§ Data shown:
>> Start
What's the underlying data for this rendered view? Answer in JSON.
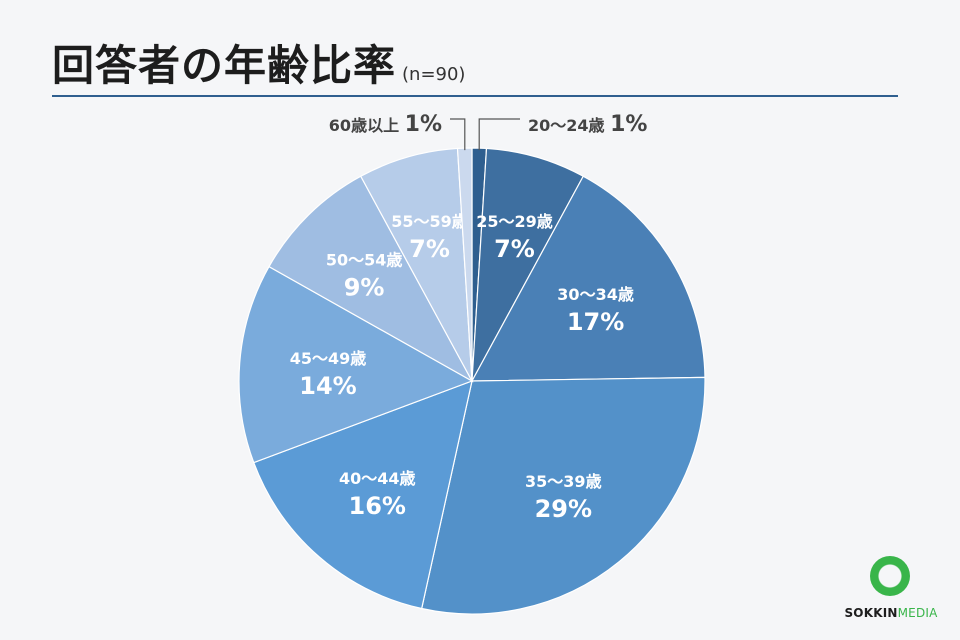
{
  "header": {
    "title": "回答者の年齢比率",
    "subtitle": "(n=90)"
  },
  "chart_data": {
    "type": "pie",
    "title": "回答者の年齢比率",
    "subtitle": "(n=90)",
    "start": "12 o'clock, clockwise",
    "slices": [
      {
        "label": "20〜24歳",
        "value": 1,
        "display": "1%",
        "color": "#2f5f8f",
        "label_pos": "outside"
      },
      {
        "label": "25〜29歳",
        "value": 7,
        "display": "7%",
        "color": "#3e6fa0",
        "label_pos": "inside"
      },
      {
        "label": "30〜34歳",
        "value": 17,
        "display": "17%",
        "color": "#4a80b6",
        "label_pos": "inside"
      },
      {
        "label": "35〜39歳",
        "value": 29,
        "display": "29%",
        "color": "#5391c9",
        "label_pos": "inside"
      },
      {
        "label": "40〜44歳",
        "value": 16,
        "display": "16%",
        "color": "#5b9bd6",
        "label_pos": "inside"
      },
      {
        "label": "45〜49歳",
        "value": 14,
        "display": "14%",
        "color": "#7aabdc",
        "label_pos": "inside"
      },
      {
        "label": "50〜54歳",
        "value": 9,
        "display": "9%",
        "color": "#9fbde2",
        "label_pos": "inside"
      },
      {
        "label": "55〜59歳",
        "value": 7,
        "display": "7%",
        "color": "#b6cce9",
        "label_pos": "inside"
      },
      {
        "label": "60歳以上",
        "value": 1,
        "display": "1%",
        "color": "#cbd9ee",
        "label_pos": "outside"
      }
    ]
  },
  "logo": {
    "part1": "SOKKIN",
    "part2": "MEDIA"
  }
}
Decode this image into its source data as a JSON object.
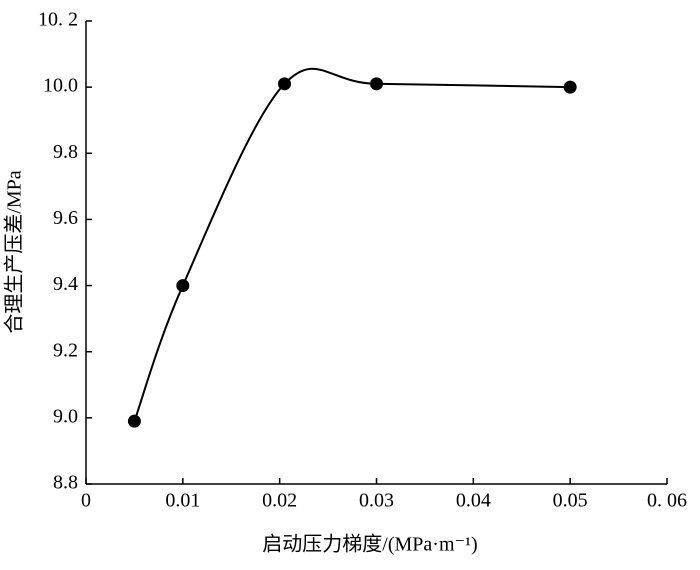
{
  "chart_data": {
    "type": "line",
    "smooth": true,
    "color": "#000000",
    "x_label": "启动压力梯度/(MPa·m⁻¹)",
    "y_label": "合理生产压差/MPa",
    "x": [
      0.005,
      0.01,
      0.0205,
      0.03,
      0.05
    ],
    "values": [
      8.99,
      9.4,
      10.01,
      10.01,
      10.0
    ],
    "xlim": [
      0,
      0.06
    ],
    "xticks": [
      0,
      0.01,
      0.02,
      0.03,
      0.04,
      0.05,
      {
        "value": 0.06,
        "label": "0. 06"
      }
    ],
    "ylim": [
      8.8,
      10.2
    ],
    "yticks": [
      8.8,
      {
        "value": 9,
        "label": "9.0"
      },
      9.2,
      9.4,
      9.6,
      9.8,
      {
        "value": 10,
        "label": "10.0"
      },
      {
        "value": 10.2,
        "label": "10. 2"
      }
    ]
  }
}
>> End
§ Direction: Look above for the line containing "Decode this image"; output that line and all lines after it through the last one exactly, without the pictures.

§ Answer:
Decode this image into its source data as a JSON object.
{
  "chart_data": {
    "type": "line",
    "smooth": true,
    "color": "#000000",
    "x_label": "启动压力梯度/(MPa·m⁻¹)",
    "y_label": "合理生产压差/MPa",
    "x": [
      0.005,
      0.01,
      0.0205,
      0.03,
      0.05
    ],
    "values": [
      8.99,
      9.4,
      10.01,
      10.01,
      10.0
    ],
    "xlim": [
      0,
      0.06
    ],
    "xticks": [
      0,
      0.01,
      0.02,
      0.03,
      0.04,
      0.05,
      {
        "value": 0.06,
        "label": "0. 06"
      }
    ],
    "ylim": [
      8.8,
      10.2
    ],
    "yticks": [
      8.8,
      {
        "value": 9,
        "label": "9.0"
      },
      9.2,
      9.4,
      9.6,
      9.8,
      {
        "value": 10,
        "label": "10.0"
      },
      {
        "value": 10.2,
        "label": "10. 2"
      }
    ]
  }
}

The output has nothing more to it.